> _Required task_
Copy the entries below, substituting "N/A" for every occurrence of "No data" and changing nothing else. Leave the pictures out of your copy.

..............................

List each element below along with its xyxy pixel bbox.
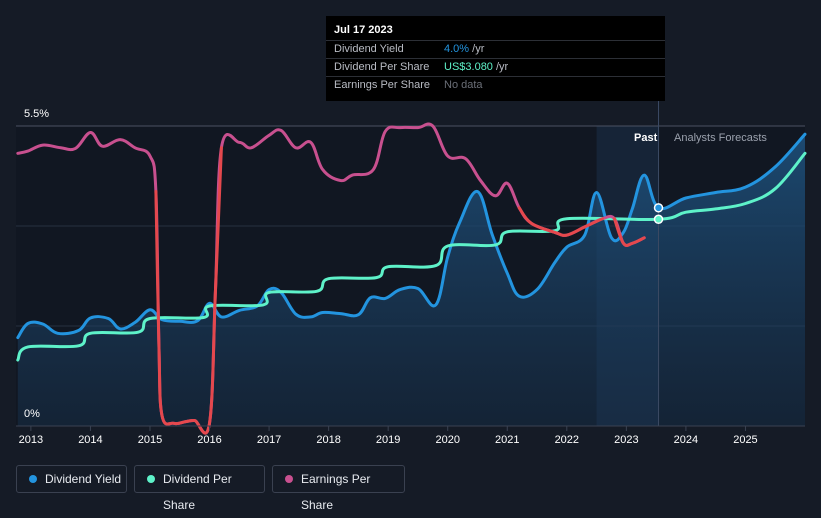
tooltip-date: Jul 17 2023 [334, 24, 393, 36]
series-lines [16, 122, 807, 435]
y-tick-label-bottom: 0% [24, 408, 40, 420]
x-tick-label: 2017 [257, 434, 281, 446]
tooltip-value-number: No data [444, 79, 483, 91]
legend-item-dividend-per-share[interactable]: Dividend Per Share [134, 465, 265, 512]
tooltip-marker-dividend-per-share [653, 214, 664, 225]
series-line-earnings-decline-segment [154, 146, 223, 435]
legend-item-dividend-yield[interactable]: Dividend Yield [16, 465, 127, 493]
y-tick-label-top: 5.5% [24, 108, 50, 120]
x-tick-label: 2021 [495, 434, 519, 446]
tooltip-key: Earnings Per Share [334, 79, 430, 91]
tooltip-marker-dividend-yield [653, 203, 664, 213]
series-line-dividend-per-share [16, 151, 807, 362]
tooltip-value-number: 4.0% [444, 43, 470, 55]
tooltip-row-earnings-per-share: Earnings Per Share No data [326, 76, 665, 94]
x-tick-label: 2018 [316, 434, 340, 446]
x-tick-label: 2025 [733, 434, 757, 446]
x-tick-label: 2023 [614, 434, 638, 446]
legend-label: Dividend Yield [45, 472, 122, 486]
series-line-earnings-decline-segment [612, 217, 646, 247]
x-tick-label: 2014 [78, 434, 102, 446]
past-label: Past [634, 132, 658, 144]
x-tick-label: 2013 [19, 434, 43, 446]
tooltip-markers [653, 203, 664, 225]
tooltip-key: Dividend Per Share [334, 61, 430, 73]
x-axis-ticks: 2013 2014 2015 2016 2017 2018 2019 2020 2021 2022… [19, 426, 758, 446]
legend-dot-icon [29, 475, 37, 483]
tooltip-value: US$3.080 /yr [444, 61, 508, 73]
tooltip-value-suffix: /yr [469, 43, 485, 55]
x-tick-label: 2019 [376, 434, 400, 446]
tooltip-row-dividend-yield: Dividend Yield 4.0% /yr [326, 40, 665, 58]
tooltip-value-number: US$3.080 [444, 61, 493, 73]
x-tick-label: 2016 [197, 434, 221, 446]
tooltip-value: 4.0% /yr [444, 43, 484, 55]
series-line-dividend-yield [16, 132, 807, 340]
tooltip-value-suffix: /yr [492, 61, 509, 73]
tooltip-value: No data [444, 79, 483, 91]
legend-dot-icon [285, 475, 293, 483]
x-tick-label: 2015 [138, 434, 162, 446]
x-tick-label: 2020 [435, 434, 459, 446]
series-line-earnings-decline-segment [517, 206, 604, 237]
legend-dot-icon [147, 475, 155, 483]
x-tick-label: 2024 [674, 434, 698, 446]
tooltip-key: Dividend Yield [334, 43, 404, 55]
legend-item-earnings-per-share[interactable]: Earnings Per Share [272, 465, 405, 512]
tooltip: Jul 17 2023 Dividend Yield 4.0% /yr Divi… [326, 16, 665, 101]
tooltip-row-dividend-per-share: Dividend Per Share US$3.080 /yr [326, 58, 665, 76]
x-tick-label: 2022 [555, 434, 579, 446]
forecast-label: Analysts Forecasts [674, 132, 767, 144]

..............................

> _Full response_
List each element below along with its xyxy pixel bbox.
tooltip-date: Jul 17 2023 [334, 24, 393, 36]
series-lines [16, 122, 807, 435]
y-tick-label-bottom: 0% [24, 408, 40, 420]
x-tick-label: 2017 [257, 434, 281, 446]
tooltip-value-number: N/A [444, 79, 483, 91]
legend-item-dividend-per-share[interactable]: Dividend Per Share [134, 465, 265, 512]
tooltip-marker-dividend-per-share [653, 214, 664, 225]
series-line-earnings-decline-segment [154, 146, 223, 435]
legend-item-dividend-yield[interactable]: Dividend Yield [16, 465, 127, 493]
y-tick-label-top: 5.5% [24, 108, 50, 120]
x-tick-label: 2021 [495, 434, 519, 446]
tooltip-key: Earnings Per Share [334, 79, 430, 91]
tooltip-marker-dividend-yield [653, 203, 664, 213]
series-line-dividend-per-share [16, 151, 807, 362]
tooltip-value-number: 4.0% [444, 43, 470, 55]
tooltip-row-earnings-per-share: Earnings Per Share N/A [326, 76, 665, 94]
x-tick-label: 2018 [316, 434, 340, 446]
x-tick-label: 2025 [733, 434, 757, 446]
x-tick-label: 2023 [614, 434, 638, 446]
legend-label: Dividend Yield [45, 472, 122, 486]
series-line-earnings-decline-segment [612, 217, 646, 247]
x-tick-label: 2014 [78, 434, 102, 446]
past-label: Past [634, 132, 658, 144]
x-tick-label: 2013 [19, 434, 43, 446]
tooltip-markers [653, 203, 664, 225]
tooltip-key: Dividend Per Share [334, 61, 430, 73]
x-axis-ticks: 2013 2014 2015 2016 2017 2018 2019 2020 2021 2022… [19, 426, 758, 446]
legend-dot-icon [29, 475, 37, 483]
tooltip-value: US$3.080 /yr [444, 61, 508, 73]
tooltip-value-suffix: /yr [469, 43, 485, 55]
x-tick-label: 2019 [376, 434, 400, 446]
tooltip-row-dividend-yield: Dividend Yield 4.0% /yr [326, 40, 665, 58]
tooltip-value-number: US$3.080 [444, 61, 493, 73]
x-tick-label: 2016 [197, 434, 221, 446]
tooltip-value: 4.0% /yr [444, 43, 484, 55]
series-line-dividend-yield [16, 132, 807, 340]
tooltip-value-suffix: /yr [492, 61, 509, 73]
tooltip-value: N/A [444, 79, 483, 91]
legend-dot-icon [285, 475, 293, 483]
x-tick-label: 2015 [138, 434, 162, 446]
x-tick-label: 2020 [435, 434, 459, 446]
series-line-earnings-decline-segment [517, 206, 604, 237]
legend-dot-icon [147, 475, 155, 483]
x-tick-label: 2024 [674, 434, 698, 446]
tooltip-key: Dividend Yield [334, 43, 404, 55]
legend-item-earnings-per-share[interactable]: Earnings Per Share [272, 465, 405, 512]
tooltip: Jul 17 2023 Dividend Yield 4.0% /yr Divi… [326, 16, 665, 101]
tooltip-row-dividend-per-share: Dividend Per Share US$3.080 /yr [326, 58, 665, 76]
x-tick-label: 2022 [555, 434, 579, 446]
forecast-label: Analysts Forecasts [674, 132, 767, 144]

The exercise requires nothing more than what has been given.